* START *

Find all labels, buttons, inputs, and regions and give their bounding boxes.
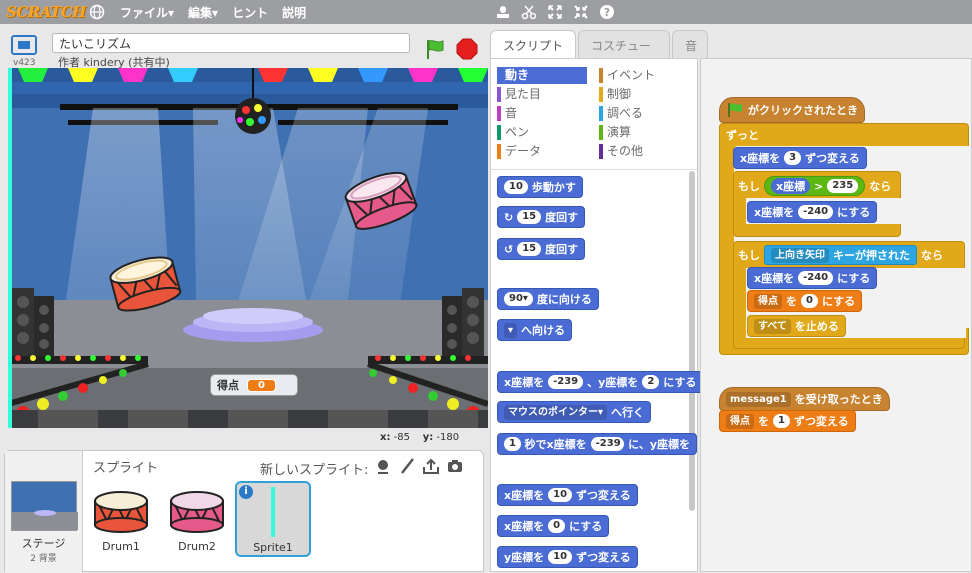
sprite-name: Drum2 bbox=[178, 540, 216, 553]
paint-brush-icon[interactable] bbox=[398, 457, 416, 479]
help-icon[interactable]: ? bbox=[598, 3, 616, 21]
tab-scripts[interactable]: スクリプト bbox=[490, 30, 576, 60]
project-title-input[interactable]: たいこリズム bbox=[52, 33, 410, 53]
grow-icon[interactable] bbox=[546, 3, 564, 21]
drum2-thumbnail bbox=[170, 491, 224, 533]
category-motion[interactable]: 動き bbox=[497, 67, 587, 84]
sprite-library-icon[interactable] bbox=[374, 457, 392, 479]
block-glide[interactable]: 1 秒でx座標を -239 に、y座標を bbox=[497, 433, 697, 455]
category-data[interactable]: データ bbox=[497, 143, 587, 160]
block-set-x-to[interactable]: x座標を -240 にする bbox=[747, 201, 878, 223]
block-set-variable[interactable]: 得点を 0 にする bbox=[747, 290, 863, 312]
stage-thumbnail[interactable]: ステージ 2 背景 bbox=[5, 451, 83, 573]
backdrop-count: 2 背景 bbox=[30, 554, 57, 564]
block-move-steps[interactable]: 10 歩動かす bbox=[497, 176, 583, 198]
block-change-x-by[interactable]: x座標を 3 ずつ変える bbox=[733, 147, 867, 169]
camera-icon[interactable] bbox=[446, 457, 464, 479]
sprite-tile-sprite1[interactable]: i Sprite1 bbox=[235, 481, 311, 557]
category-list: 動き 見た目 音 ペン データ イベント 制御 調べる 演算 その他 bbox=[497, 67, 693, 167]
mouse-y: -180 bbox=[436, 432, 460, 443]
menu-about[interactable]: 説明 bbox=[282, 4, 306, 21]
category-operators[interactable]: 演算 bbox=[599, 124, 689, 141]
stage-header: v423 たいこリズム 作者 kindery (共有中) bbox=[8, 30, 486, 69]
block-when-flag-clicked[interactable]: がクリックされたとき bbox=[719, 97, 865, 123]
script-area[interactable]: がクリックされたとき ずっと ⮍ x座標を3ずつ変える もし x座標 > 235… bbox=[700, 58, 972, 572]
block-goto-target[interactable]: マウスのポインター▾ へ行く bbox=[497, 401, 652, 423]
new-sprite-label: 新しいスプライト: bbox=[260, 462, 369, 478]
sprite-tile-drum1[interactable]: Drum1 bbox=[85, 483, 157, 555]
sprites-header: スプライト bbox=[93, 461, 159, 476]
sprite1-thumbnail bbox=[271, 487, 275, 537]
key-pressed-sensor[interactable]: 上向き矢印 キーが押された bbox=[764, 245, 917, 265]
block-turn-left[interactable]: ↺ 15 度回す bbox=[497, 238, 586, 260]
right-speakers bbox=[442, 288, 484, 358]
category-looks[interactable]: 見た目 bbox=[497, 86, 587, 103]
duplicate-stamp-icon[interactable] bbox=[494, 3, 512, 21]
rotate-right-icon: ↻ bbox=[504, 210, 514, 224]
version-label: v423 bbox=[13, 58, 36, 68]
sprite-name: Sprite1 bbox=[253, 541, 293, 554]
tab-sounds[interactable]: 音 bbox=[672, 30, 708, 58]
info-icon[interactable]: i bbox=[239, 485, 253, 499]
menu-edit[interactable]: 編集▾ bbox=[188, 4, 218, 21]
tab-costumes[interactable]: コスチューム bbox=[578, 30, 670, 70]
menu-file[interactable]: ファイル▾ bbox=[120, 4, 174, 21]
block-set-x[interactable]: x座標を 0 にする bbox=[497, 515, 610, 537]
category-sensing[interactable]: 調べる bbox=[599, 105, 689, 122]
mouse-coordinates: x: -85 y: -180 bbox=[380, 432, 460, 443]
shrink-icon[interactable] bbox=[572, 3, 590, 21]
stage-label: ステージ bbox=[21, 537, 66, 550]
operator-greater-than[interactable]: x座標 > 235 bbox=[764, 176, 866, 196]
green-flag-icon bbox=[728, 103, 742, 117]
block-point-direction[interactable]: 90▾ 度に向ける bbox=[497, 288, 599, 310]
block-set-x-to[interactable]: x座標を -240 にする bbox=[747, 267, 878, 289]
score-monitor[interactable]: 得点 0 bbox=[210, 374, 298, 396]
x-position-reporter[interactable]: x座標 bbox=[771, 178, 811, 194]
forever-label: ずっと bbox=[726, 129, 759, 142]
block-change-variable[interactable]: 得点を 1 ずつ変える bbox=[719, 410, 856, 432]
block-stop-all[interactable]: すべて を止める bbox=[747, 315, 846, 337]
sprite-tile-drum2[interactable]: Drum2 bbox=[161, 483, 233, 555]
block-palette: 動き 見た目 音 ペン データ イベント 制御 調べる 演算 その他 10 歩動か… bbox=[490, 58, 704, 572]
palette-scrollbar[interactable] bbox=[689, 171, 695, 511]
block-turn-right[interactable]: ↻ 15 度回す bbox=[497, 206, 586, 228]
globe-icon[interactable] bbox=[88, 3, 106, 21]
green-flag-icon[interactable] bbox=[424, 38, 446, 60]
rotate-left-icon: ↺ bbox=[504, 242, 514, 256]
upload-icon[interactable] bbox=[422, 457, 440, 479]
block-point-towards[interactable]: ▾ へ向ける bbox=[497, 319, 573, 341]
drum1-thumbnail bbox=[94, 491, 148, 533]
presentation-mode-icon[interactable] bbox=[10, 34, 40, 58]
score-value: 0 bbox=[247, 378, 276, 392]
category-events[interactable]: イベント bbox=[599, 67, 689, 84]
stage-canvas[interactable]: 得点 0 bbox=[8, 68, 488, 428]
mouse-x: -85 bbox=[393, 432, 410, 443]
svg-text:?: ? bbox=[604, 6, 610, 19]
sprite-pane: ステージ 2 背景 スプライト 新しいスプライト: Drum1 Drum2 i … bbox=[4, 450, 484, 573]
stop-sign-icon[interactable] bbox=[456, 38, 478, 60]
menu-tips[interactable]: ヒント bbox=[232, 4, 268, 21]
block-when-receive-message[interactable]: message1 を受け取ったとき bbox=[719, 387, 890, 411]
category-sound[interactable]: 音 bbox=[497, 105, 587, 122]
category-control[interactable]: 制御 bbox=[599, 86, 689, 103]
category-pen[interactable]: ペン bbox=[497, 124, 587, 141]
block-goto-xy[interactable]: x座標を -239 、y座標を 2 にする bbox=[497, 371, 704, 393]
scratch-logo[interactable]: SCRATCH bbox=[6, 2, 86, 22]
palette-divider bbox=[491, 169, 697, 170]
block-change-x[interactable]: x座標を 10 ずつ変える bbox=[497, 484, 638, 506]
sprite-name: Drum1 bbox=[102, 540, 140, 553]
block-change-y[interactable]: y座標を 10 ずつ変える bbox=[497, 546, 638, 568]
stage-thumb-image bbox=[10, 481, 78, 531]
cut-scissors-icon[interactable] bbox=[520, 3, 538, 21]
category-more[interactable]: その他 bbox=[599, 143, 689, 160]
new-sprite-bar: 新しいスプライト: bbox=[260, 457, 464, 479]
score-label: 得点 bbox=[217, 379, 239, 392]
left-speakers bbox=[12, 288, 54, 358]
menu-bar: SCRATCH ファイル▾ 編集▾ ヒント 説明 ? bbox=[0, 0, 972, 24]
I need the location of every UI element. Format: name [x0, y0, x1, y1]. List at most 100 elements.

* END *

Reproduce the listing with "interactable" swapped for "clickable" at each occurrence and all else unchanged, leaving out the pictures.

Find all labels, buttons, inputs, and regions and give their bounding boxes.
sprite-name: Drum2 bbox=[178, 540, 216, 553]
paint-brush-icon[clickable] bbox=[398, 457, 416, 479]
help-icon[clickable]: ? bbox=[598, 3, 616, 21]
tab-scripts[clickable]: スクリプト bbox=[490, 30, 576, 60]
project-title-input[clickable]: たいこリズム bbox=[52, 33, 410, 53]
grow-icon[clickable] bbox=[546, 3, 564, 21]
drum2-thumbnail bbox=[170, 491, 224, 533]
category-motion[clickable]: 動き bbox=[497, 67, 587, 84]
sprite-library-icon[clickable] bbox=[374, 457, 392, 479]
block-glide[clickable]: 1 秒でx座標を -239 に、y座標を bbox=[497, 433, 697, 455]
category-data[clickable]: データ bbox=[497, 143, 587, 160]
block-set-x-to[clickable]: x座標を -240 にする bbox=[747, 201, 878, 223]
block-set-variable[clickable]: 得点を 0 にする bbox=[747, 290, 863, 312]
stage-thumbnail[clickable]: ステージ 2 背景 bbox=[5, 451, 83, 573]
backdrop-count: 2 背景 bbox=[30, 554, 57, 564]
block-move-steps[clickable]: 10 歩動かす bbox=[497, 176, 583, 198]
block-change-x-by[clickable]: x座標を 3 ずつ変える bbox=[733, 147, 867, 169]
camera-icon[clickable] bbox=[446, 457, 464, 479]
sprite-tile-sprite1[clickable]: i Sprite1 bbox=[235, 481, 311, 557]
category-list: 動き 見た目 音 ペン データ イベント 制御 調べる 演算 その他 bbox=[497, 67, 693, 167]
mouse-y: -180 bbox=[436, 432, 460, 443]
menu-about[clickable]: 説明 bbox=[282, 4, 306, 21]
category-operators[clickable]: 演算 bbox=[599, 124, 689, 141]
stage-header: v423 たいこリズム 作者 kindery (共有中) bbox=[8, 30, 486, 69]
block-when-flag-clicked[clickable]: がクリックされたとき bbox=[719, 97, 865, 123]
script-area[clickable]: がクリックされたとき ずっと ⮍ x座標を3ずつ変える もし x座標 > 235… bbox=[700, 58, 972, 572]
block-goto-target[clickable]: マウスのポインター▾ へ行く bbox=[497, 401, 652, 423]
new-sprite-label: 新しいスプライト: bbox=[260, 462, 369, 478]
sprite-tile-drum1[clickable]: Drum1 bbox=[85, 483, 157, 555]
sprites-header: スプライト bbox=[93, 461, 159, 476]
sprite1-thumbnail bbox=[271, 487, 275, 537]
key-pressed-sensor[clickable]: 上向き矢印 キーが押された bbox=[764, 245, 917, 265]
block-turn-left[clickable]: ↺ 15 度回す bbox=[497, 238, 586, 260]
right-speakers bbox=[442, 288, 484, 358]
category-looks[clickable]: 見た目 bbox=[497, 86, 587, 103]
duplicate-stamp-icon[clickable] bbox=[494, 3, 512, 21]
rotate-right-icon: ↻ bbox=[504, 210, 514, 224]
version-label: v423 bbox=[13, 58, 36, 68]
sprite-name: Sprite1 bbox=[253, 541, 293, 554]
tab-sounds[clickable]: 音 bbox=[672, 30, 708, 58]
info-icon[clickable]: i bbox=[239, 485, 253, 499]
menu-edit[clickable]: 編集▾ bbox=[188, 4, 218, 21]
tab-costumes[clickable]: コスチューム bbox=[578, 30, 670, 70]
menu-file[clickable]: ファイル▾ bbox=[120, 4, 174, 21]
block-set-x[clickable]: x座標を 0 にする bbox=[497, 515, 610, 537]
category-sensing[clickable]: 調べる bbox=[599, 105, 689, 122]
mouse-coordinates: x: -85 y: -180 bbox=[380, 432, 460, 443]
shrink-icon[clickable] bbox=[572, 3, 590, 21]
stage-label: ステージ bbox=[21, 537, 66, 550]
operator-greater-than[clickable]: x座標 > 235 bbox=[764, 176, 866, 196]
green-flag-icon bbox=[728, 103, 742, 117]
block-point-direction[clickable]: 90▾ 度に向ける bbox=[497, 288, 599, 310]
block-set-x-to[clickable]: x座標を -240 にする bbox=[747, 267, 878, 289]
score-monitor[clickable]: 得点 0 bbox=[210, 374, 298, 396]
x-position-reporter[clickable]: x座標 bbox=[771, 178, 811, 194]
forever-label: ずっと bbox=[726, 129, 759, 142]
block-change-variable[clickable]: 得点を 1 ずつ変える bbox=[719, 410, 856, 432]
block-stop-all[clickable]: すべて を止める bbox=[747, 315, 846, 337]
sprite-tile-drum2[clickable]: Drum2 bbox=[161, 483, 233, 555]
block-palette: 動き 見た目 音 ペン データ イベント 制御 調べる 演算 その他 10 歩動か… bbox=[490, 58, 704, 572]
palette-scrollbar[clickable] bbox=[689, 171, 695, 511]
block-turn-right[clickable]: ↻ 15 度回す bbox=[497, 206, 586, 228]
globe-icon[clickable] bbox=[88, 3, 106, 21]
green-flag-icon[clickable] bbox=[424, 38, 446, 60]
rotate-left-icon: ↺ bbox=[504, 242, 514, 256]
upload-icon[clickable] bbox=[422, 457, 440, 479]
block-point-towards[clickable]: ▾ へ向ける bbox=[497, 319, 573, 341]
drum1-thumbnail bbox=[94, 491, 148, 533]
presentation-mode-icon[clickable] bbox=[10, 34, 40, 58]
score-value: 0 bbox=[247, 378, 276, 392]
category-events[clickable]: イベント bbox=[599, 67, 689, 84]
stage-canvas[clickable]: 得点 0 bbox=[8, 68, 488, 428]
mouse-x: -85 bbox=[393, 432, 410, 443]
svg-text:?: ? bbox=[604, 6, 610, 19]
sprite-pane: ステージ 2 背景 スプライト 新しいスプライト: Drum1 Drum2 i … bbox=[4, 450, 484, 573]
stop-sign-icon[clickable] bbox=[456, 38, 478, 60]
menu-tips[clickable]: ヒント bbox=[232, 4, 268, 21]
block-when-receive-message[clickable]: message1 を受け取ったとき bbox=[719, 387, 890, 411]
category-sound[clickable]: 音 bbox=[497, 105, 587, 122]
category-control[clickable]: 制御 bbox=[599, 86, 689, 103]
category-pen[clickable]: ペン bbox=[497, 124, 587, 141]
block-goto-xy[clickable]: x座標を -239 、y座標を 2 にする bbox=[497, 371, 704, 393]
scratch-logo[clickable]: SCRATCH bbox=[6, 2, 86, 22]
palette-divider bbox=[491, 169, 697, 170]
block-change-x[clickable]: x座標を 10 ずつ変える bbox=[497, 484, 638, 506]
sprite-name: Drum1 bbox=[102, 540, 140, 553]
block-change-y[clickable]: y座標を 10 ずつ変える bbox=[497, 546, 638, 568]
stage-thumb-image bbox=[10, 481, 78, 531]
cut-scissors-icon[clickable] bbox=[520, 3, 538, 21]
category-more[clickable]: その他 bbox=[599, 143, 689, 160]
new-sprite-bar: 新しいスプライト: bbox=[260, 457, 464, 479]
score-label: 得点 bbox=[217, 379, 239, 392]
left-speakers bbox=[12, 288, 54, 358]
menu-bar: SCRATCH ファイル▾ 編集▾ ヒント 説明 ? bbox=[0, 0, 972, 24]
I need the location of every UI element. Format: name [x0, y0, x1, y1]. List at most 100 elements.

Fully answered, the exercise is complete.